Pictures do not belong in the copy, so please give every entry below again exactly.

**** Source material

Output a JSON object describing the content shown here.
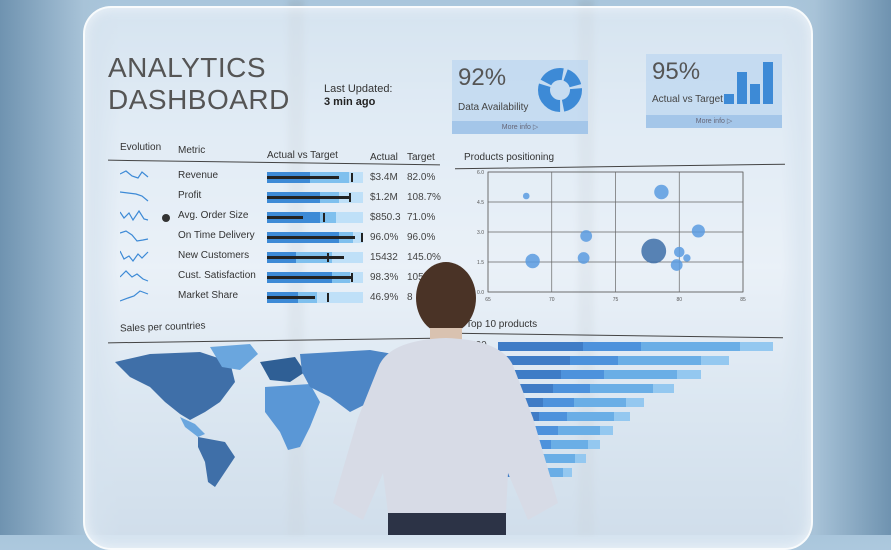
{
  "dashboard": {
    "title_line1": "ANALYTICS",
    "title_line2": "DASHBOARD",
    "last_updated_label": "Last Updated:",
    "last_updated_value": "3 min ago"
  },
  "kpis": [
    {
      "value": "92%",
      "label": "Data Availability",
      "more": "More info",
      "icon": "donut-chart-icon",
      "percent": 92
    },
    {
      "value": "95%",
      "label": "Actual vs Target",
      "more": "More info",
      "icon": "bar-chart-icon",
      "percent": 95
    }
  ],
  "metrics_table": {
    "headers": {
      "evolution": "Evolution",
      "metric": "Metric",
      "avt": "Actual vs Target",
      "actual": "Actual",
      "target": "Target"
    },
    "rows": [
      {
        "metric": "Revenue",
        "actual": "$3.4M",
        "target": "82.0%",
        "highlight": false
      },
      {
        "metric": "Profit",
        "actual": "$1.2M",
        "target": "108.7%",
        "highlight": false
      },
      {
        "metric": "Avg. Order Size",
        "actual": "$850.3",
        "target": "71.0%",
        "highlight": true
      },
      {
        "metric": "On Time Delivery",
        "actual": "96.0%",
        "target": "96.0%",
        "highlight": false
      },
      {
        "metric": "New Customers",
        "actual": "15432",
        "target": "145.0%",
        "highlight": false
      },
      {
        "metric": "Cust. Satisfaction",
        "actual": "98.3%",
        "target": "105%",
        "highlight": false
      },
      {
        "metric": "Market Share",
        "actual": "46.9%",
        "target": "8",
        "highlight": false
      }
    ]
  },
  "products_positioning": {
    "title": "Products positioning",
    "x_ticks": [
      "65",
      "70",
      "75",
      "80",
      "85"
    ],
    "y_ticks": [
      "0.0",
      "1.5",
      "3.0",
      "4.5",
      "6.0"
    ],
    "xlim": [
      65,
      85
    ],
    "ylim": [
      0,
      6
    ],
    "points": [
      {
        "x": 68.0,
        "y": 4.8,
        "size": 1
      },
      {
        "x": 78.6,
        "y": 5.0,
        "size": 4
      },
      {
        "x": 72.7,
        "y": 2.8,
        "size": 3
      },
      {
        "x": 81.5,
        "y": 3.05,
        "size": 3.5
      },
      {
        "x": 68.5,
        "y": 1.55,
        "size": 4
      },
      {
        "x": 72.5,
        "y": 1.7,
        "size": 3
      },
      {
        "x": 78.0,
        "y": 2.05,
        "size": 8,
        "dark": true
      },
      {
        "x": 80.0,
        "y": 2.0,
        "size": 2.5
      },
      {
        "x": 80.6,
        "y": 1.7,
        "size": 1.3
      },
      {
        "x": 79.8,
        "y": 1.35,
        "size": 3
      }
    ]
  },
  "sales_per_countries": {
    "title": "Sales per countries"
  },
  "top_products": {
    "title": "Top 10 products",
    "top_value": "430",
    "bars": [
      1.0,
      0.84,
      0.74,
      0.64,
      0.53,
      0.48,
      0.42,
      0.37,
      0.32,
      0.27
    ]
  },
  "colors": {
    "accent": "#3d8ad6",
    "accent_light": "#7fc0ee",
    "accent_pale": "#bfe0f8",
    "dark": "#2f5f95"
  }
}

********

Answer for the task:
Output a JSON object describing the content shown here.
{
  "dashboard": {
    "title_line1": "ANALYTICS",
    "title_line2": "DASHBOARD",
    "last_updated_label": "Last Updated:",
    "last_updated_value": "3 min ago"
  },
  "kpis": [
    {
      "value": "92%",
      "label": "Data Availability",
      "more": "More info",
      "icon": "donut-chart-icon",
      "percent": 92
    },
    {
      "value": "95%",
      "label": "Actual vs Target",
      "more": "More info",
      "icon": "bar-chart-icon",
      "percent": 95
    }
  ],
  "metrics_table": {
    "headers": {
      "evolution": "Evolution",
      "metric": "Metric",
      "avt": "Actual vs Target",
      "actual": "Actual",
      "target": "Target"
    },
    "rows": [
      {
        "metric": "Revenue",
        "actual": "$3.4M",
        "target": "82.0%",
        "highlight": false
      },
      {
        "metric": "Profit",
        "actual": "$1.2M",
        "target": "108.7%",
        "highlight": false
      },
      {
        "metric": "Avg. Order Size",
        "actual": "$850.3",
        "target": "71.0%",
        "highlight": true
      },
      {
        "metric": "On Time Delivery",
        "actual": "96.0%",
        "target": "96.0%",
        "highlight": false
      },
      {
        "metric": "New Customers",
        "actual": "15432",
        "target": "145.0%",
        "highlight": false
      },
      {
        "metric": "Cust. Satisfaction",
        "actual": "98.3%",
        "target": "105%",
        "highlight": false
      },
      {
        "metric": "Market Share",
        "actual": "46.9%",
        "target": "8",
        "highlight": false
      }
    ]
  },
  "products_positioning": {
    "title": "Products positioning",
    "x_ticks": [
      "65",
      "70",
      "75",
      "80",
      "85"
    ],
    "y_ticks": [
      "0.0",
      "1.5",
      "3.0",
      "4.5",
      "6.0"
    ],
    "xlim": [
      65,
      85
    ],
    "ylim": [
      0,
      6
    ],
    "points": [
      {
        "x": 68.0,
        "y": 4.8,
        "size": 1
      },
      {
        "x": 78.6,
        "y": 5.0,
        "size": 4
      },
      {
        "x": 72.7,
        "y": 2.8,
        "size": 3
      },
      {
        "x": 81.5,
        "y": 3.05,
        "size": 3.5
      },
      {
        "x": 68.5,
        "y": 1.55,
        "size": 4
      },
      {
        "x": 72.5,
        "y": 1.7,
        "size": 3
      },
      {
        "x": 78.0,
        "y": 2.05,
        "size": 8,
        "dark": true
      },
      {
        "x": 80.0,
        "y": 2.0,
        "size": 2.5
      },
      {
        "x": 80.6,
        "y": 1.7,
        "size": 1.3
      },
      {
        "x": 79.8,
        "y": 1.35,
        "size": 3
      }
    ]
  },
  "sales_per_countries": {
    "title": "Sales per countries"
  },
  "top_products": {
    "title": "Top 10 products",
    "top_value": "430",
    "bars": [
      1.0,
      0.84,
      0.74,
      0.64,
      0.53,
      0.48,
      0.42,
      0.37,
      0.32,
      0.27
    ]
  },
  "colors": {
    "accent": "#3d8ad6",
    "accent_light": "#7fc0ee",
    "accent_pale": "#bfe0f8",
    "dark": "#2f5f95"
  }
}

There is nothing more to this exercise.